-------- GIVEN DATA

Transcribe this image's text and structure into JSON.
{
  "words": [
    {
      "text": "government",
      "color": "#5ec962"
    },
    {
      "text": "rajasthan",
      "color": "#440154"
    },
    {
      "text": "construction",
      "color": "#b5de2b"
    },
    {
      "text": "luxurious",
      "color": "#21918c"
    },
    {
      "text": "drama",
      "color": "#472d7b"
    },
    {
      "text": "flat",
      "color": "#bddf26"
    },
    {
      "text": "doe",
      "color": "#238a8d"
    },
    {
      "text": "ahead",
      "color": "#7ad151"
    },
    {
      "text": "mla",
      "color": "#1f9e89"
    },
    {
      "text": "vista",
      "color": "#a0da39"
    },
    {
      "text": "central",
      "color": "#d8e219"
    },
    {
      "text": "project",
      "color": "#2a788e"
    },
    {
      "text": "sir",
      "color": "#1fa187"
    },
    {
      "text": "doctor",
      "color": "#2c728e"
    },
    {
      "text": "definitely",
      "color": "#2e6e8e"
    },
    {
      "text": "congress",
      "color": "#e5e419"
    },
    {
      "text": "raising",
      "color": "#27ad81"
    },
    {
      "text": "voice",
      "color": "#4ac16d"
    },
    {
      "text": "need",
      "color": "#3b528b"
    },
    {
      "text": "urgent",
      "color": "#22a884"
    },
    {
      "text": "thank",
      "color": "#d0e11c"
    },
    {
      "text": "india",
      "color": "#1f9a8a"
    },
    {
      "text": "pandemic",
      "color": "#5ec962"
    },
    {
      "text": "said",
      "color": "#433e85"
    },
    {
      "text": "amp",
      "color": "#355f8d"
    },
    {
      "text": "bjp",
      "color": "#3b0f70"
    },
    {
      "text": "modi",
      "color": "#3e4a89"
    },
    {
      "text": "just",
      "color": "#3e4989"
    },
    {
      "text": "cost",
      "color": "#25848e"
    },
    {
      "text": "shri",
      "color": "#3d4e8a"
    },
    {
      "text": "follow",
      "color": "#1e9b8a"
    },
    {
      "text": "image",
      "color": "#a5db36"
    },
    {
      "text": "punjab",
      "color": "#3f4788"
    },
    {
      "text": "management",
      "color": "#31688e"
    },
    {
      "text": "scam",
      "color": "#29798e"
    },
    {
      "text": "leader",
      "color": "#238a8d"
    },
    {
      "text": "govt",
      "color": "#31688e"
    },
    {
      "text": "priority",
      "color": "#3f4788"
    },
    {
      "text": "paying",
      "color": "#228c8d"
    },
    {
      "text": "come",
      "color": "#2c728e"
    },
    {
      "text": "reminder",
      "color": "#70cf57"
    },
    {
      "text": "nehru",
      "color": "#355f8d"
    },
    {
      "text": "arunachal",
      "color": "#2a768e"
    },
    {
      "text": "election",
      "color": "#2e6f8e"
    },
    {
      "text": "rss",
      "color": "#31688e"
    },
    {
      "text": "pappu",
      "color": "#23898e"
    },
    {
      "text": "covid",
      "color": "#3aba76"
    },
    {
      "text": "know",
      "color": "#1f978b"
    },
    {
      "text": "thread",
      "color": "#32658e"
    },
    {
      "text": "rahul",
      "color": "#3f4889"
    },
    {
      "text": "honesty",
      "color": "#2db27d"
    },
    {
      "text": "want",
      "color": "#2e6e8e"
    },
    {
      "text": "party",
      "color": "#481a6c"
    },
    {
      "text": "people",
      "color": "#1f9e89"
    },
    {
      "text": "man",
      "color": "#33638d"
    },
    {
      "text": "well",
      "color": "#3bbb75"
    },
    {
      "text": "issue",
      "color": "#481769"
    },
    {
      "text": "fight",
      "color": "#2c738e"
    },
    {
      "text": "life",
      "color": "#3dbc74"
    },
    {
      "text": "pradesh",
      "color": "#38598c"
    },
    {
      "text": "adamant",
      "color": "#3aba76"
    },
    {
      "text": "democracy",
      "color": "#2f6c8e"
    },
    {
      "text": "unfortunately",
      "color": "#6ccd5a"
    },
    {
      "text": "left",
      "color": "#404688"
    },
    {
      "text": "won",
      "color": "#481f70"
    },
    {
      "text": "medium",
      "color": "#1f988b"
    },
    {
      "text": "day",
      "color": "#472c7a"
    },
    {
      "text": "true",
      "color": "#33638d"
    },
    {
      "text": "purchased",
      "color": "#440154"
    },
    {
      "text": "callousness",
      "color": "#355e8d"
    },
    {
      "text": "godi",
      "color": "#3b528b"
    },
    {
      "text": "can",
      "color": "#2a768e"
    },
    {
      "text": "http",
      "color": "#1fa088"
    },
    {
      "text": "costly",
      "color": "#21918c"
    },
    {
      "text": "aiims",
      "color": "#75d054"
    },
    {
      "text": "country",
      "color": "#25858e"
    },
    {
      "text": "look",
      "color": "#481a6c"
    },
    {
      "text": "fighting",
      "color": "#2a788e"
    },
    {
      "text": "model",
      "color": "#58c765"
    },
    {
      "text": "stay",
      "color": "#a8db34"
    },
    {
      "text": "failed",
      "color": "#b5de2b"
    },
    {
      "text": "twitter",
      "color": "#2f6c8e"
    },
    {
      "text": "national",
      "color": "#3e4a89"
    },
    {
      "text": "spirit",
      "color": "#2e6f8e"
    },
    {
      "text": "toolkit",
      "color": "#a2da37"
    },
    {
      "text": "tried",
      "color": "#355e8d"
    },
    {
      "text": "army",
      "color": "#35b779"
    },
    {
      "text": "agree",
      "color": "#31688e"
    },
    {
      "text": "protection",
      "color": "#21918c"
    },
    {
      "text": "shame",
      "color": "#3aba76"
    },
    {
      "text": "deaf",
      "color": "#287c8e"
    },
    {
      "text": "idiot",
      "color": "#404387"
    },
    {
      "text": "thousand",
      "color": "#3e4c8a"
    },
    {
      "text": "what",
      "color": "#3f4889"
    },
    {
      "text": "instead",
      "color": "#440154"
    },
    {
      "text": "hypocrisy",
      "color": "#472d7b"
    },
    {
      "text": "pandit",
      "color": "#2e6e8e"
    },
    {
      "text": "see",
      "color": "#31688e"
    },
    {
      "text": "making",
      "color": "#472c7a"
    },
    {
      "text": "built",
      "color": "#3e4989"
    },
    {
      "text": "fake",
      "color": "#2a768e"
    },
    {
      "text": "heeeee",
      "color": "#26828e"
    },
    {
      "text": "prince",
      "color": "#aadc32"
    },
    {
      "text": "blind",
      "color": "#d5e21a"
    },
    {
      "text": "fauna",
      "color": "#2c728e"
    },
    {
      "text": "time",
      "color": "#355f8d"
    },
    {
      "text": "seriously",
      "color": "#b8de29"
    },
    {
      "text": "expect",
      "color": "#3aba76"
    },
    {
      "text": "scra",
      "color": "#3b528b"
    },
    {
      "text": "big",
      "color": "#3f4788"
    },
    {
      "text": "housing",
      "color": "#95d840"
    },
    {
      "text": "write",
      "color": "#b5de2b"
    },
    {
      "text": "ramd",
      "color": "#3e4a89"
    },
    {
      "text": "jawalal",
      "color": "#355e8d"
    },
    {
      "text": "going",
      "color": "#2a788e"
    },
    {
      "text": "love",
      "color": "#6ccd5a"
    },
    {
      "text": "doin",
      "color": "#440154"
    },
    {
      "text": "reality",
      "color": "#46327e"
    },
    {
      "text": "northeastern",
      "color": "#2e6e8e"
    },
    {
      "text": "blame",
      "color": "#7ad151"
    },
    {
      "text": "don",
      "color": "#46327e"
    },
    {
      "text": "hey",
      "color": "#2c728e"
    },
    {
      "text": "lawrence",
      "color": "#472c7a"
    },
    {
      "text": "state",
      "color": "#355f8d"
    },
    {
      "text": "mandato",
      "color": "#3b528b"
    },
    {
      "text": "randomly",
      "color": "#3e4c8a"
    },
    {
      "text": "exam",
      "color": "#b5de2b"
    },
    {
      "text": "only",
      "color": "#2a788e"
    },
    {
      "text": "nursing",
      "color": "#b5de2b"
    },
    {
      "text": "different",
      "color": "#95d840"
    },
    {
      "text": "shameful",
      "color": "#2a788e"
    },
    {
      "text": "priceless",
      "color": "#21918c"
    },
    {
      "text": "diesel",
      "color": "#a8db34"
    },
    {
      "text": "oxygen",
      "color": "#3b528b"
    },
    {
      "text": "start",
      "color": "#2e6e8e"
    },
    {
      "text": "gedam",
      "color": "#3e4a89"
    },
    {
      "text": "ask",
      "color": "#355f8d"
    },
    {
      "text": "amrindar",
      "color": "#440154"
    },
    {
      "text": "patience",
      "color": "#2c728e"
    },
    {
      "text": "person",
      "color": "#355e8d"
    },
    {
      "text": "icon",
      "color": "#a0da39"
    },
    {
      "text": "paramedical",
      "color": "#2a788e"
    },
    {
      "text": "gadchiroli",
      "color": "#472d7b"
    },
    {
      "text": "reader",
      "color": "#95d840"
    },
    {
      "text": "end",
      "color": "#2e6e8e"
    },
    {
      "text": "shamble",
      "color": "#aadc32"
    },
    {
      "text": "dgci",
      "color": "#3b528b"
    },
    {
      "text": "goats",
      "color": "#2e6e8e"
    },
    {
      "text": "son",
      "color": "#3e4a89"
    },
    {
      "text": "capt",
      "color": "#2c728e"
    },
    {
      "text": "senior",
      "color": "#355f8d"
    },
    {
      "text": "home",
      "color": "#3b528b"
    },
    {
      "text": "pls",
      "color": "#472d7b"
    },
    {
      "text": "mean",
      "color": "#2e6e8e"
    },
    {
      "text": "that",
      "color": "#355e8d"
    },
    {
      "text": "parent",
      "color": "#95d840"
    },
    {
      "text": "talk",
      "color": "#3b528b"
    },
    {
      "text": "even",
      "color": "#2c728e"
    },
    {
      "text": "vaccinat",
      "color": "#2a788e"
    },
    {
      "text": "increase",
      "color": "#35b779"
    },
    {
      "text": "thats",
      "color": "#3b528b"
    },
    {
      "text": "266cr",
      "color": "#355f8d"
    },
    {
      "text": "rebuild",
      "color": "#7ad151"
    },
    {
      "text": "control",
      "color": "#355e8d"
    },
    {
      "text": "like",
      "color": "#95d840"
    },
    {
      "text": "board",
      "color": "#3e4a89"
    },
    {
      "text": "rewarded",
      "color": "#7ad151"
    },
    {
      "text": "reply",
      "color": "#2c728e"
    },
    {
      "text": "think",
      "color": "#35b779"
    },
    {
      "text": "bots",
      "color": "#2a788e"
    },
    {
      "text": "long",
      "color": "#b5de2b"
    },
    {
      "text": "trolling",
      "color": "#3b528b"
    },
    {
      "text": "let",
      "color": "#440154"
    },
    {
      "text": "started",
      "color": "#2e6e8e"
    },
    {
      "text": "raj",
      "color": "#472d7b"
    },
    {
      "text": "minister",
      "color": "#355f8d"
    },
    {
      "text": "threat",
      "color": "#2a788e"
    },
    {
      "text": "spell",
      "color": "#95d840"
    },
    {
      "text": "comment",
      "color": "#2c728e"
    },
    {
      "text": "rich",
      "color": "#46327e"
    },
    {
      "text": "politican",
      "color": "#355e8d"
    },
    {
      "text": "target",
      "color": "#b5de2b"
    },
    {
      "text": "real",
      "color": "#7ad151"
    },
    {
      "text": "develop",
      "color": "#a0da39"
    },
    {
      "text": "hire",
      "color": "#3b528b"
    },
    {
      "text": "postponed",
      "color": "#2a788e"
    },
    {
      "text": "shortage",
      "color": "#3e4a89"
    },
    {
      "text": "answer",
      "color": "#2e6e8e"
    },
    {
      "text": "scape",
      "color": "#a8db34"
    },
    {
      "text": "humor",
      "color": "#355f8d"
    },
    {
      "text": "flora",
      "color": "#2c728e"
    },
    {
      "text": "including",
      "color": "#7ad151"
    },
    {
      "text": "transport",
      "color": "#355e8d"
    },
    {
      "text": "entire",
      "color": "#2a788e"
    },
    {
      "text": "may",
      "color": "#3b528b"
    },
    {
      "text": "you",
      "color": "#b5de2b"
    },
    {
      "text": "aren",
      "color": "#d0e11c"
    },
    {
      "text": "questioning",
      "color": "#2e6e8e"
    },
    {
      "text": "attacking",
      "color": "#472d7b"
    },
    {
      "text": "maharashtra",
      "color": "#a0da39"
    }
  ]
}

----------------

### EXERCISE TASK
Check each line of the data above for the word "image", then state how many lines have it. Give the number alone.

### ANSWER IN FULL
2